§ **DIRECTION**:
Transcribe all of the material exactly, except for its pictures.

§ **RECORDS FOR PROCESSING**:
──────
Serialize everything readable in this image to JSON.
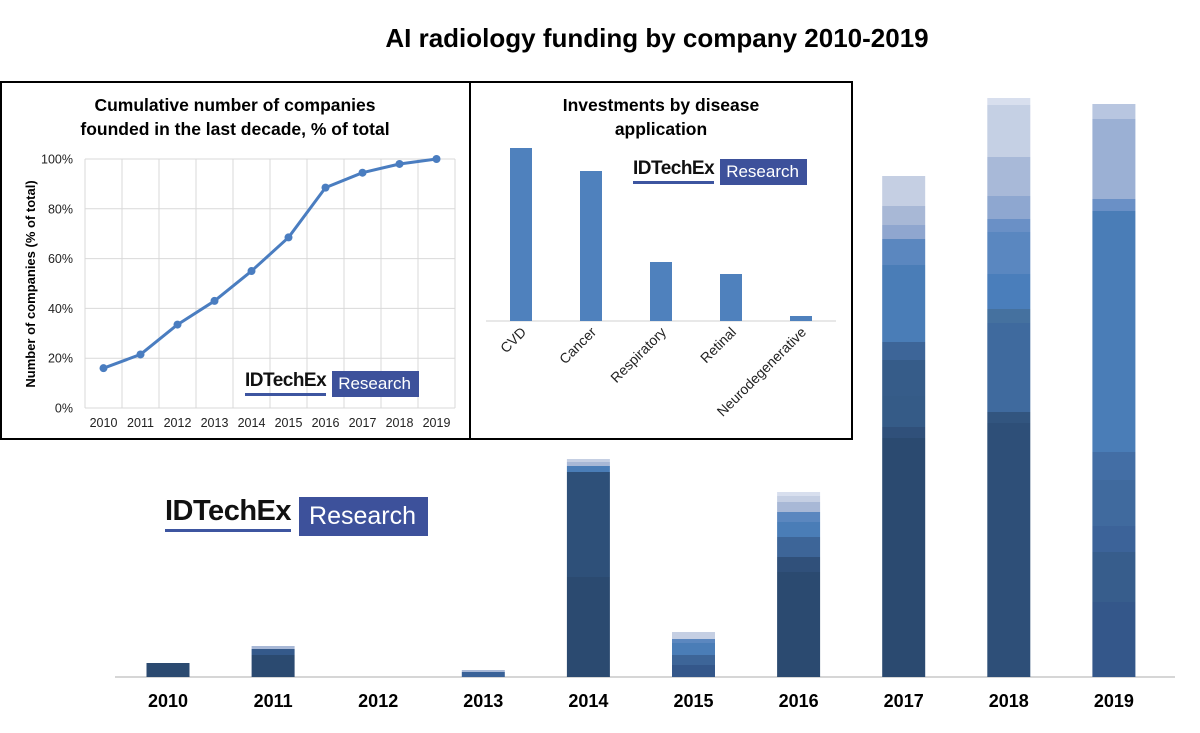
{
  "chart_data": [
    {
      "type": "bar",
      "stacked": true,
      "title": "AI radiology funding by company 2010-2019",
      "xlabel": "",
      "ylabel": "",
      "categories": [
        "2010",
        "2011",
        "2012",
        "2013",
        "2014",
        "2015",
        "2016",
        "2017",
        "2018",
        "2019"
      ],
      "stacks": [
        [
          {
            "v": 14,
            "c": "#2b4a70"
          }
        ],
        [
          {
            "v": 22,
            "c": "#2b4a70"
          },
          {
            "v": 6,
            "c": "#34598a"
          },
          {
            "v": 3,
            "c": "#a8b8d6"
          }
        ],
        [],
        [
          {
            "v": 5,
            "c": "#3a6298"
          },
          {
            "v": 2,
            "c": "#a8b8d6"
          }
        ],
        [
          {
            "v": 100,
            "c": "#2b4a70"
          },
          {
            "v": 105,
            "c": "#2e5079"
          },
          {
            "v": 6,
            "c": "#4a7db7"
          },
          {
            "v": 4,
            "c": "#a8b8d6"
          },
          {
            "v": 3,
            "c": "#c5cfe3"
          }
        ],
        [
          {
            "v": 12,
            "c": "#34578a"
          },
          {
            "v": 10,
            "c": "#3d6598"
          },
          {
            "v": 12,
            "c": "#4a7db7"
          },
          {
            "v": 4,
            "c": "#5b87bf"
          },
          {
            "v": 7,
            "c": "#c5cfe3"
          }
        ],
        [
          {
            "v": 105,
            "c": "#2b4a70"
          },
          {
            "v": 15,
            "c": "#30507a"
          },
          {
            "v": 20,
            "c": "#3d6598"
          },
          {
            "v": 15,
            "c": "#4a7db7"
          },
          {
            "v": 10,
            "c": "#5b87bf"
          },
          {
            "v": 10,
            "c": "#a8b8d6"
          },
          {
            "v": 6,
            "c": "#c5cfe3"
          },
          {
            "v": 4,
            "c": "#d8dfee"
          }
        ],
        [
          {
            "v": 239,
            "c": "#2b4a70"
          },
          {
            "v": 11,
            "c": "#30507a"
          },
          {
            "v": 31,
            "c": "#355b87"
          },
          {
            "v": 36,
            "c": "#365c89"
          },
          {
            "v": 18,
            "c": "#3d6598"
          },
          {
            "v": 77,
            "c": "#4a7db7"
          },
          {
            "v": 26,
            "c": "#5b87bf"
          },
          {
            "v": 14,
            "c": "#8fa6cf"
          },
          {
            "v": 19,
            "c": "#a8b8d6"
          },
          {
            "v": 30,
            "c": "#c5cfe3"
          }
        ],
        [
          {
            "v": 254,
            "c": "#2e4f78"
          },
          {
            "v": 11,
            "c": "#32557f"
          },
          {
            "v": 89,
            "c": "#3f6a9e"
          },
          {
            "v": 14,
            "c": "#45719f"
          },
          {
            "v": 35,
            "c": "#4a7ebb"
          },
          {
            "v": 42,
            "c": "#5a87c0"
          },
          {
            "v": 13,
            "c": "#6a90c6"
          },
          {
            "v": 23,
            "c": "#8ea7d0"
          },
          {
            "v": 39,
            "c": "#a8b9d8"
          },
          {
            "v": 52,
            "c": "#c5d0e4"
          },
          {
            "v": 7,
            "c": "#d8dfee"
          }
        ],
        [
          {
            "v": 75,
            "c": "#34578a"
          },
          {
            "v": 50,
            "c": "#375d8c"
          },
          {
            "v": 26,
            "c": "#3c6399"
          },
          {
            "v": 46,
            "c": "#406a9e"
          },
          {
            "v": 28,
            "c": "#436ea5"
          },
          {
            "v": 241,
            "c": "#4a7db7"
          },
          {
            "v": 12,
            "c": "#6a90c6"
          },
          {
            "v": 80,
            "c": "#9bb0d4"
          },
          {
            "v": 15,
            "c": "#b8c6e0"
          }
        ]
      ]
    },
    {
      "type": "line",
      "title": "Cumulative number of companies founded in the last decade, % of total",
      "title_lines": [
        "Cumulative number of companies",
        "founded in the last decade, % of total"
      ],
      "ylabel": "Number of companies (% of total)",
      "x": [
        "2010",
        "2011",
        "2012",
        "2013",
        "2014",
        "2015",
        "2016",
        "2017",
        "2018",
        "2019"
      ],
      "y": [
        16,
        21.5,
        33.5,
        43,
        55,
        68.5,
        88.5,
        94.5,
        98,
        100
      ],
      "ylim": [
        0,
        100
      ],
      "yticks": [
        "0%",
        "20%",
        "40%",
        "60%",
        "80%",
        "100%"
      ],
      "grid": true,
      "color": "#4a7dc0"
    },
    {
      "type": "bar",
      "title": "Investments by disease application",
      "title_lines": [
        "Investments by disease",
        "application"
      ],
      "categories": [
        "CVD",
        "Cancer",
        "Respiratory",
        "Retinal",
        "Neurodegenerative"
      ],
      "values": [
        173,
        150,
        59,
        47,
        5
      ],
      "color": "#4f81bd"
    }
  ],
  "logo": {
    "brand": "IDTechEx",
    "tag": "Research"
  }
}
──────
§ **EXERCISE OUTPUT**:
Serialize everything readable in this image to JSON.
{
  "chart_data": [
    {
      "type": "bar",
      "stacked": true,
      "title": "AI radiology funding by company 2010-2019",
      "xlabel": "",
      "ylabel": "",
      "categories": [
        "2010",
        "2011",
        "2012",
        "2013",
        "2014",
        "2015",
        "2016",
        "2017",
        "2018",
        "2019"
      ],
      "stacks": [
        [
          {
            "v": 14,
            "c": "#2b4a70"
          }
        ],
        [
          {
            "v": 22,
            "c": "#2b4a70"
          },
          {
            "v": 6,
            "c": "#34598a"
          },
          {
            "v": 3,
            "c": "#a8b8d6"
          }
        ],
        [],
        [
          {
            "v": 5,
            "c": "#3a6298"
          },
          {
            "v": 2,
            "c": "#a8b8d6"
          }
        ],
        [
          {
            "v": 100,
            "c": "#2b4a70"
          },
          {
            "v": 105,
            "c": "#2e5079"
          },
          {
            "v": 6,
            "c": "#4a7db7"
          },
          {
            "v": 4,
            "c": "#a8b8d6"
          },
          {
            "v": 3,
            "c": "#c5cfe3"
          }
        ],
        [
          {
            "v": 12,
            "c": "#34578a"
          },
          {
            "v": 10,
            "c": "#3d6598"
          },
          {
            "v": 12,
            "c": "#4a7db7"
          },
          {
            "v": 4,
            "c": "#5b87bf"
          },
          {
            "v": 7,
            "c": "#c5cfe3"
          }
        ],
        [
          {
            "v": 105,
            "c": "#2b4a70"
          },
          {
            "v": 15,
            "c": "#30507a"
          },
          {
            "v": 20,
            "c": "#3d6598"
          },
          {
            "v": 15,
            "c": "#4a7db7"
          },
          {
            "v": 10,
            "c": "#5b87bf"
          },
          {
            "v": 10,
            "c": "#a8b8d6"
          },
          {
            "v": 6,
            "c": "#c5cfe3"
          },
          {
            "v": 4,
            "c": "#d8dfee"
          }
        ],
        [
          {
            "v": 239,
            "c": "#2b4a70"
          },
          {
            "v": 11,
            "c": "#30507a"
          },
          {
            "v": 31,
            "c": "#355b87"
          },
          {
            "v": 36,
            "c": "#365c89"
          },
          {
            "v": 18,
            "c": "#3d6598"
          },
          {
            "v": 77,
            "c": "#4a7db7"
          },
          {
            "v": 26,
            "c": "#5b87bf"
          },
          {
            "v": 14,
            "c": "#8fa6cf"
          },
          {
            "v": 19,
            "c": "#a8b8d6"
          },
          {
            "v": 30,
            "c": "#c5cfe3"
          }
        ],
        [
          {
            "v": 254,
            "c": "#2e4f78"
          },
          {
            "v": 11,
            "c": "#32557f"
          },
          {
            "v": 89,
            "c": "#3f6a9e"
          },
          {
            "v": 14,
            "c": "#45719f"
          },
          {
            "v": 35,
            "c": "#4a7ebb"
          },
          {
            "v": 42,
            "c": "#5a87c0"
          },
          {
            "v": 13,
            "c": "#6a90c6"
          },
          {
            "v": 23,
            "c": "#8ea7d0"
          },
          {
            "v": 39,
            "c": "#a8b9d8"
          },
          {
            "v": 52,
            "c": "#c5d0e4"
          },
          {
            "v": 7,
            "c": "#d8dfee"
          }
        ],
        [
          {
            "v": 75,
            "c": "#34578a"
          },
          {
            "v": 50,
            "c": "#375d8c"
          },
          {
            "v": 26,
            "c": "#3c6399"
          },
          {
            "v": 46,
            "c": "#406a9e"
          },
          {
            "v": 28,
            "c": "#436ea5"
          },
          {
            "v": 241,
            "c": "#4a7db7"
          },
          {
            "v": 12,
            "c": "#6a90c6"
          },
          {
            "v": 80,
            "c": "#9bb0d4"
          },
          {
            "v": 15,
            "c": "#b8c6e0"
          }
        ]
      ]
    },
    {
      "type": "line",
      "title": "Cumulative number of companies founded in the last decade, % of total",
      "title_lines": [
        "Cumulative number of companies",
        "founded in the last decade, % of total"
      ],
      "ylabel": "Number of companies (% of total)",
      "x": [
        "2010",
        "2011",
        "2012",
        "2013",
        "2014",
        "2015",
        "2016",
        "2017",
        "2018",
        "2019"
      ],
      "y": [
        16,
        21.5,
        33.5,
        43,
        55,
        68.5,
        88.5,
        94.5,
        98,
        100
      ],
      "ylim": [
        0,
        100
      ],
      "yticks": [
        "0%",
        "20%",
        "40%",
        "60%",
        "80%",
        "100%"
      ],
      "grid": true,
      "color": "#4a7dc0"
    },
    {
      "type": "bar",
      "title": "Investments by disease application",
      "title_lines": [
        "Investments by disease",
        "application"
      ],
      "categories": [
        "CVD",
        "Cancer",
        "Respiratory",
        "Retinal",
        "Neurodegenerative"
      ],
      "values": [
        173,
        150,
        59,
        47,
        5
      ],
      "color": "#4f81bd"
    }
  ],
  "logo": {
    "brand": "IDTechEx",
    "tag": "Research"
  }
}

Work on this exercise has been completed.